-- START Records to use --

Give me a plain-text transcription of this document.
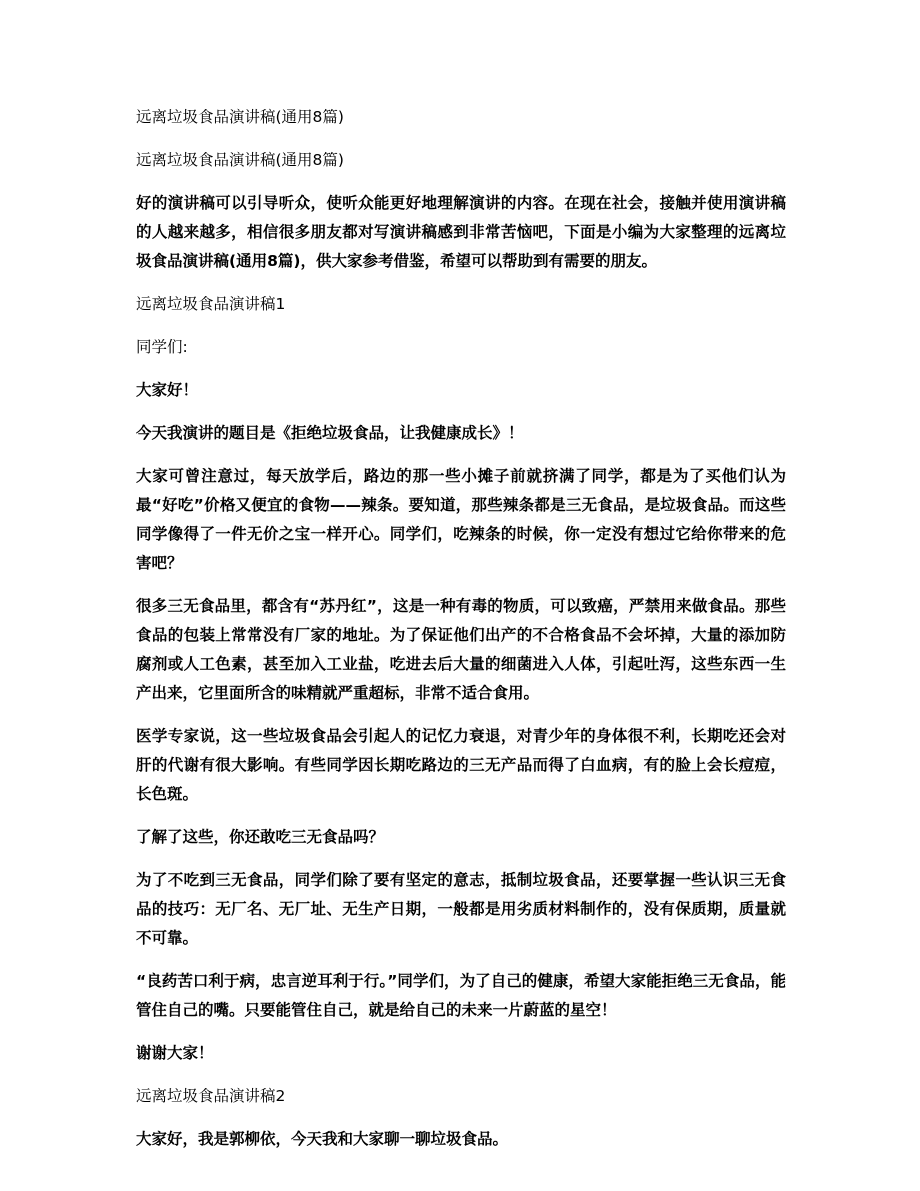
远离垃圾食品演讲稿(通用8篇)

远离垃圾食品演讲稿(通用8篇)

好的演讲稿可以引导听众，使听众能更好地理解演讲的内容。在现在社会，接触并使用演讲稿的人越来越多，相信很多朋友都对写演讲稿感到非常苦恼吧，下面是小编为大家整理的远离垃圾食品演讲稿(通用8篇)，供大家参考借鉴，希望可以帮助到有需要的朋友。

远离垃圾食品演讲稿1

同学们:

大家好！

今天我演讲的题目是《拒绝垃圾食品，让我健康成长》！

大家可曾注意过，每天放学后，路边的那一些小摊子前就挤满了同学，都是为了买他们认为最“好吃”价格又便宜的食物——辣条。要知道，那些辣条都是三无食品，是垃圾食品。而这些同学像得了一件无价之宝一样开心。同学们，吃辣条的时候，你一定没有想过它给你带来的危害吧？

很多三无食品里，都含有“苏丹红”，这是一种有毒的物质，可以致癌，严禁用来做食品。那些食品的包装上常常没有厂家的地址。为了保证他们出产的不合格食品不会坏掉，大量的添加防腐剂或人工色素，甚至加入工业盐，吃进去后大量的细菌进入人体，引起吐泻，这些东西一生产出来，它里面所含的味精就严重超标，非常不适合食用。

医学专家说，这一些垃圾食品会引起人的记忆力衰退，对青少年的身体很不利，长期吃还会对肝的代谢有很大影响。有些同学因长期吃路边的三无产品而得了白血病，有的脸上会长痘痘，长色斑。

了解了这些，你还敢吃三无食品吗？

为了不吃到三无食品，同学们除了要有坚定的意志，抵制垃圾食品，还要掌握一些认识三无食品的技巧：无厂名、无厂址、无生产日期，一般都是用劣质材料制作的，没有保质期，质量就不可靠。

“良药苦口利于病，忠言逆耳利于行。”同学们，为了自己的健康，希望大家能拒绝三无食品，能管住自己的嘴。只要能管住自己，就是给自己的未来一片蔚蓝的星空！

谢谢大家！

远离垃圾食品演讲稿2

大家好，我是郭柳依，今天我和大家聊一聊垃圾食品。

-- END Records to use --

> [What you are asked to do]: Quote the data exactly, leaving every image out of the copy.

> [Finished task]:
Give me a plain-text transcription of this document.
远离垃圾食品演讲稿(通用8篇)

远离垃圾食品演讲稿(通用8篇)

好的演讲稿可以引导听众，使听众能更好地理解演讲的内容。在现在社会，接触并使用演讲稿的人越来越多，相信很多朋友都对写演讲稿感到非常苦恼吧，下面是小编为大家整理的远离垃圾食品演讲稿(通用8篇)，供大家参考借鉴，希望可以帮助到有需要的朋友。

远离垃圾食品演讲稿1

同学们:

大家好！

今天我演讲的题目是《拒绝垃圾食品，让我健康成长》！

大家可曾注意过，每天放学后，路边的那一些小摊子前就挤满了同学，都是为了买他们认为最“好吃”价格又便宜的食物——辣条。要知道，那些辣条都是三无食品，是垃圾食品。而这些同学像得了一件无价之宝一样开心。同学们，吃辣条的时候，你一定没有想过它给你带来的危害吧？

很多三无食品里，都含有“苏丹红”，这是一种有毒的物质，可以致癌，严禁用来做食品。那些食品的包装上常常没有厂家的地址。为了保证他们出产的不合格食品不会坏掉，大量的添加防腐剂或人工色素，甚至加入工业盐，吃进去后大量的细菌进入人体，引起吐泻，这些东西一生产出来，它里面所含的味精就严重超标，非常不适合食用。

医学专家说，这一些垃圾食品会引起人的记忆力衰退，对青少年的身体很不利，长期吃还会对肝的代谢有很大影响。有些同学因长期吃路边的三无产品而得了白血病，有的脸上会长痘痘，长色斑。

了解了这些，你还敢吃三无食品吗？

为了不吃到三无食品，同学们除了要有坚定的意志，抵制垃圾食品，还要掌握一些认识三无食品的技巧：无厂名、无厂址、无生产日期，一般都是用劣质材料制作的，没有保质期，质量就不可靠。

“良药苦口利于病，忠言逆耳利于行。”同学们，为了自己的健康，希望大家能拒绝三无食品，能管住自己的嘴。只要能管住自己，就是给自己的未来一片蔚蓝的星空！

谢谢大家！

远离垃圾食品演讲稿2

大家好，我是郭柳依，今天我和大家聊一聊垃圾食品。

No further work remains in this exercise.